**Required task:** Place every line of the listing below into a Markdown table with the columns Row and Line. Number the rows and omit blank lines.
[start Input rows]
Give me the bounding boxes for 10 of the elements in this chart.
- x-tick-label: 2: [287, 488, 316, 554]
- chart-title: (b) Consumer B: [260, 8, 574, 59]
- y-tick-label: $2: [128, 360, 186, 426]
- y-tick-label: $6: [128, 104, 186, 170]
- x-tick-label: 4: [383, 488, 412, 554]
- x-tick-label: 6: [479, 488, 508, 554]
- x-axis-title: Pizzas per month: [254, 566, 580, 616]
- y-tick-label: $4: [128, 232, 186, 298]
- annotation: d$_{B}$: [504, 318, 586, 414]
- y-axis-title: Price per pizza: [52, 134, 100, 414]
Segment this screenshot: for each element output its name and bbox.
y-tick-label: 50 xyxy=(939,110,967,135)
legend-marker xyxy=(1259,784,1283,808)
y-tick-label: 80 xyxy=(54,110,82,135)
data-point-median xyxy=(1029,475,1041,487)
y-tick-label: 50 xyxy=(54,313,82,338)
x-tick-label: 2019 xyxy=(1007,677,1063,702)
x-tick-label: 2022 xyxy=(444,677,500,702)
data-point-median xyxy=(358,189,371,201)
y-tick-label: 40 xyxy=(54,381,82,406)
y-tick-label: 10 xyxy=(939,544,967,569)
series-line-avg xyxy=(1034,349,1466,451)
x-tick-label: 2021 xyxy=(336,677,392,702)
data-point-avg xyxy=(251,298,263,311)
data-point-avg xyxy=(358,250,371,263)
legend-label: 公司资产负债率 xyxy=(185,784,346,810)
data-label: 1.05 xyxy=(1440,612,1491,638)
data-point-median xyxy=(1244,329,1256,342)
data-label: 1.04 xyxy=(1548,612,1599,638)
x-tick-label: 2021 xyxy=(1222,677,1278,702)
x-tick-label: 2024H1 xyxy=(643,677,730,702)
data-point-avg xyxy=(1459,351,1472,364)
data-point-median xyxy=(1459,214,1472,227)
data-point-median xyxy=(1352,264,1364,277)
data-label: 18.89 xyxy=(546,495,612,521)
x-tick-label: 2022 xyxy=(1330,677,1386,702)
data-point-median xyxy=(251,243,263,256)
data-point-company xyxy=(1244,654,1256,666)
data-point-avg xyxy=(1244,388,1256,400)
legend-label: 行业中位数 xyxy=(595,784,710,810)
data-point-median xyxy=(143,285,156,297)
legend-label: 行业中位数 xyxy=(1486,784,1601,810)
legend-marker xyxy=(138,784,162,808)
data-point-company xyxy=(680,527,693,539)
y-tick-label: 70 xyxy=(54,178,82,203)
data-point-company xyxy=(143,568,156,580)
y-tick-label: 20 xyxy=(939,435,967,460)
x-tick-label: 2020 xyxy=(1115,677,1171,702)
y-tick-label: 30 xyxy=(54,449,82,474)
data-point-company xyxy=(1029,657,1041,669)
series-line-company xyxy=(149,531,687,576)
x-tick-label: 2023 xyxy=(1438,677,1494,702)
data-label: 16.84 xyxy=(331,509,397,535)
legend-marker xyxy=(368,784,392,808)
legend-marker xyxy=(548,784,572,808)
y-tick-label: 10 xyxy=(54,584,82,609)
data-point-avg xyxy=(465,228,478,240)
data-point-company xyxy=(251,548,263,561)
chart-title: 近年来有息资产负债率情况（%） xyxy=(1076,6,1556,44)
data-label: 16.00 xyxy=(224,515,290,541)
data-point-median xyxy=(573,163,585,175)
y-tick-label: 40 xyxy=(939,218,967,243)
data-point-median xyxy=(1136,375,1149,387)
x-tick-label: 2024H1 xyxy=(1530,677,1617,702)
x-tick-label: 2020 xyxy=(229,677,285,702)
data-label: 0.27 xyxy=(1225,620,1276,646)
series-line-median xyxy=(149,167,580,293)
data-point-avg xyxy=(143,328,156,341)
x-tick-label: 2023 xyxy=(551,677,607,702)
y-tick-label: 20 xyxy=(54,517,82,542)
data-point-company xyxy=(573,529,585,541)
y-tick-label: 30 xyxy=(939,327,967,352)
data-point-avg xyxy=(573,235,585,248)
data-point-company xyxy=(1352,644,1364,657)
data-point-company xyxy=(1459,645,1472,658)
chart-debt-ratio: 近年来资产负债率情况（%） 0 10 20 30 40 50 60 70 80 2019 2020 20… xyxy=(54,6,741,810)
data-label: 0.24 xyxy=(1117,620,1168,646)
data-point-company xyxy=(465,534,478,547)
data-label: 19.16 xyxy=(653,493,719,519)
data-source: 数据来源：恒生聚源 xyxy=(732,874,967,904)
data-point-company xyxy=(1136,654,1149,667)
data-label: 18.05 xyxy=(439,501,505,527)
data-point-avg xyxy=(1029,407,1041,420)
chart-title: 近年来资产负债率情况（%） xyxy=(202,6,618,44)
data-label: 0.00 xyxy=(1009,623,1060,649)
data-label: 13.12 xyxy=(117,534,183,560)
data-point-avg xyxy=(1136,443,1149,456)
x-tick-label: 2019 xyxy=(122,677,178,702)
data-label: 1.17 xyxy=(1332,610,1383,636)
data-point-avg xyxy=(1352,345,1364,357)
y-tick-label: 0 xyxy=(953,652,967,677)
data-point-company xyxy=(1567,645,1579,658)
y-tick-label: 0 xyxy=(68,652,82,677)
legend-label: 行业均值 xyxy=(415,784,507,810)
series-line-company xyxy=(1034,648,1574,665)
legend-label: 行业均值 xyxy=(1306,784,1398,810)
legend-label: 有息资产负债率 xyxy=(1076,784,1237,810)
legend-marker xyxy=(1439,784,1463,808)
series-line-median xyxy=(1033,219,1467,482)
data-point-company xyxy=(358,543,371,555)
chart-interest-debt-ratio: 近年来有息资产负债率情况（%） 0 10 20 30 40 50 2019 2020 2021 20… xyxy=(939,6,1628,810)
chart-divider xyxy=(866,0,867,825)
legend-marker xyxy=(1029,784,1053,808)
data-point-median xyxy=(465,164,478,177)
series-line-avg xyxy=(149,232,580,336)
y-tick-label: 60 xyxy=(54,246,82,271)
[end Input rows]
**Answer for the task:**
| Row | Line |
|---|---|
| 1 | Give me the bounding boxes for 10 of the elements in this chart. |
| 2 | - x-tick-label: 2: [287, 488, 316, 554] |
| 3 | - chart-title: (b) Consumer B: [260, 8, 574, 59] |
| 4 | - y-tick-label: $2: [128, 360, 186, 426] |
| 5 | - y-tick-label: $6: [128, 104, 186, 170] |
| 6 | - x-tick-label: 4: [383, 488, 412, 554] |
| 7 | - x-tick-label: 6: [479, 488, 508, 554] |
| 8 | - x-axis-title: Pizzas per month: [254, 566, 580, 616] |
| 9 | - y-tick-label: $4: [128, 232, 186, 298] |
| 10 | - annotation: d$_{B}$: [504, 318, 586, 414] |
| 11 | - y-axis-title: Price per pizza: [52, 134, 100, 414] |
| 12 | Segment this screenshot: for each element output its name and bbox. |
| 13 | y-tick-label: 50 xyxy=(939,110,967,135) |
| 14 | legend-marker xyxy=(1259,784,1283,808) |
| 15 | y-tick-label: 80 xyxy=(54,110,82,135) |
| 16 | data-point-median xyxy=(1029,475,1041,487) |
| 17 | y-tick-label: 50 xyxy=(54,313,82,338) |
| 18 | x-tick-label: 2019 xyxy=(1007,677,1063,702) |
| 19 | x-tick-label: 2022 xyxy=(444,677,500,702) |
| 20 | data-point-median xyxy=(358,189,371,201) |
| 21 | y-tick-label: 40 xyxy=(54,381,82,406) |
| 22 | y-tick-label: 10 xyxy=(939,544,967,569) |
| 23 | series-line-avg xyxy=(1034,349,1466,451) |
| 24 | x-tick-label: 2021 xyxy=(336,677,392,702) |
| 25 | data-point-avg xyxy=(251,298,263,311) |
| 26 | data-point-avg xyxy=(358,250,371,263) |
| 27 | legend-label: 公司资产负债率 xyxy=(185,784,346,810) |
| 28 | data-label: 1.05 xyxy=(1440,612,1491,638) |
| 29 | data-point-median xyxy=(1244,329,1256,342) |
| 30 | data-label: 1.04 xyxy=(1548,612,1599,638) |
| 31 | x-tick-label: 2021 xyxy=(1222,677,1278,702) |
| 32 | x-tick-label: 2024H1 xyxy=(643,677,730,702) |
| 33 | data-point-avg xyxy=(1459,351,1472,364) |
| 34 | data-point-median xyxy=(1459,214,1472,227) |
| 35 | data-point-median xyxy=(1352,264,1364,277) |
| 36 | data-label: 18.89 xyxy=(546,495,612,521) |
| 37 | x-tick-label: 2022 xyxy=(1330,677,1386,702) |
| 38 | data-point-median xyxy=(251,243,263,256) |
| 39 | data-point-company xyxy=(1244,654,1256,666) |
| 40 | data-point-avg xyxy=(1244,388,1256,400) |
| 41 | legend-label: 行业中位数 xyxy=(595,784,710,810) |
| 42 | data-point-median xyxy=(143,285,156,297) |
| 43 | legend-label: 行业中位数 xyxy=(1486,784,1601,810) |
| 44 | legend-marker xyxy=(138,784,162,808) |
| 45 | data-point-company xyxy=(680,527,693,539) |
| 46 | y-tick-label: 70 xyxy=(54,178,82,203) |
| 47 | data-point-company xyxy=(143,568,156,580) |
| 48 | y-tick-label: 20 xyxy=(939,435,967,460) |
| 49 | x-tick-label: 2020 xyxy=(1115,677,1171,702) |
| 50 | y-tick-label: 30 xyxy=(54,449,82,474) |
| 51 | data-point-company xyxy=(1029,657,1041,669) |
| 52 | series-line-company xyxy=(149,531,687,576) |
| 53 | x-tick-label: 2023 xyxy=(1438,677,1494,702) |
| 54 | data-label: 16.84 xyxy=(331,509,397,535) |
| 55 | legend-marker xyxy=(368,784,392,808) |
| 56 | legend-marker xyxy=(548,784,572,808) |
| 57 | y-tick-label: 10 xyxy=(54,584,82,609) |
| 58 | data-point-avg xyxy=(465,228,478,240) |
| 59 | data-point-company xyxy=(251,548,263,561) |
| 60 | chart-title: 近年来有息资产负债率情况（%） xyxy=(1076,6,1556,44) |
| 61 | data-label: 16.00 xyxy=(224,515,290,541) |
| 62 | data-point-median xyxy=(573,163,585,175) |
| 63 | y-tick-label: 40 xyxy=(939,218,967,243) |
| 64 | data-point-median xyxy=(1136,375,1149,387) |
| 65 | x-tick-label: 2024H1 xyxy=(1530,677,1617,702) |
| 66 | x-tick-label: 2020 xyxy=(229,677,285,702) |
| 67 | data-label: 0.27 xyxy=(1225,620,1276,646) |
| 68 | series-line-median xyxy=(149,167,580,293) |
| 69 | data-point-avg xyxy=(143,328,156,341) |
| 70 | x-tick-label: 2023 xyxy=(551,677,607,702) |
| 71 | y-tick-label: 20 xyxy=(54,517,82,542) |
| 72 | data-point-company xyxy=(573,529,585,541) |
| 73 | y-tick-label: 30 xyxy=(939,327,967,352) |
| 74 | data-point-avg xyxy=(573,235,585,248) |
| 75 | data-point-company xyxy=(1352,644,1364,657) |
| 76 | data-point-company xyxy=(1459,645,1472,658) |
| 77 | chart-debt-ratio: 近年来资产负债率情况（%） 0 10 20 30 40 50 60 70 80 2019 2020 20… xyxy=(54,6,741,810) |
| 78 | data-label: 0.24 xyxy=(1117,620,1168,646) |
| 79 | data-point-company xyxy=(465,534,478,547) |
| 80 | data-label: 19.16 xyxy=(653,493,719,519) |
| 81 | data-source: 数据来源：恒生聚源 xyxy=(732,874,967,904) |
| 82 | data-point-company xyxy=(1136,654,1149,667) |
| 83 | data-label: 18.05 xyxy=(439,501,505,527) |
| 84 | data-point-avg xyxy=(1029,407,1041,420) |
| 85 | chart-title: 近年来资产负债率情况（%） xyxy=(202,6,618,44) |
| 86 | data-label: 0.00 xyxy=(1009,623,1060,649) |
| 87 | data-label: 13.12 xyxy=(117,534,183,560) |
| 88 | data-point-avg xyxy=(1136,443,1149,456) |
| 89 | x-tick-label: 2019 xyxy=(122,677,178,702) |
| 90 | data-label: 1.17 xyxy=(1332,610,1383,636) |
| 91 | data-point-avg xyxy=(1352,345,1364,357) |
| 92 | y-tick-label: 0 xyxy=(953,652,967,677) |
| 93 | data-point-company xyxy=(1567,645,1579,658) |
| 94 | y-tick-label: 0 xyxy=(68,652,82,677) |
| 95 | legend-label: 行业均值 xyxy=(415,784,507,810) |
| 96 | series-line-company xyxy=(1034,648,1574,665) |
| 97 | legend-label: 行业均值 xyxy=(1306,784,1398,810) |
| 98 | legend-label: 有息资产负债率 xyxy=(1076,784,1237,810) |
| 99 | legend-marker xyxy=(1439,784,1463,808) |
| 100 | series-line-median xyxy=(1033,219,1467,482) |
| 101 | data-point-company xyxy=(358,543,371,555) |
| 102 | chart-interest-debt-ratio: 近年来有息资产负债率情况（%） 0 10 20 30 40 50 2019 2020 2021 20… xyxy=(939,6,1628,810) |
| 103 | chart-divider xyxy=(866,0,867,825) |
| 104 | legend-marker xyxy=(1029,784,1053,808) |
| 105 | data-point-median xyxy=(465,164,478,177) |
| 106 | series-line-avg xyxy=(149,232,580,336) |
| 107 | y-tick-label: 60 xyxy=(54,246,82,271) |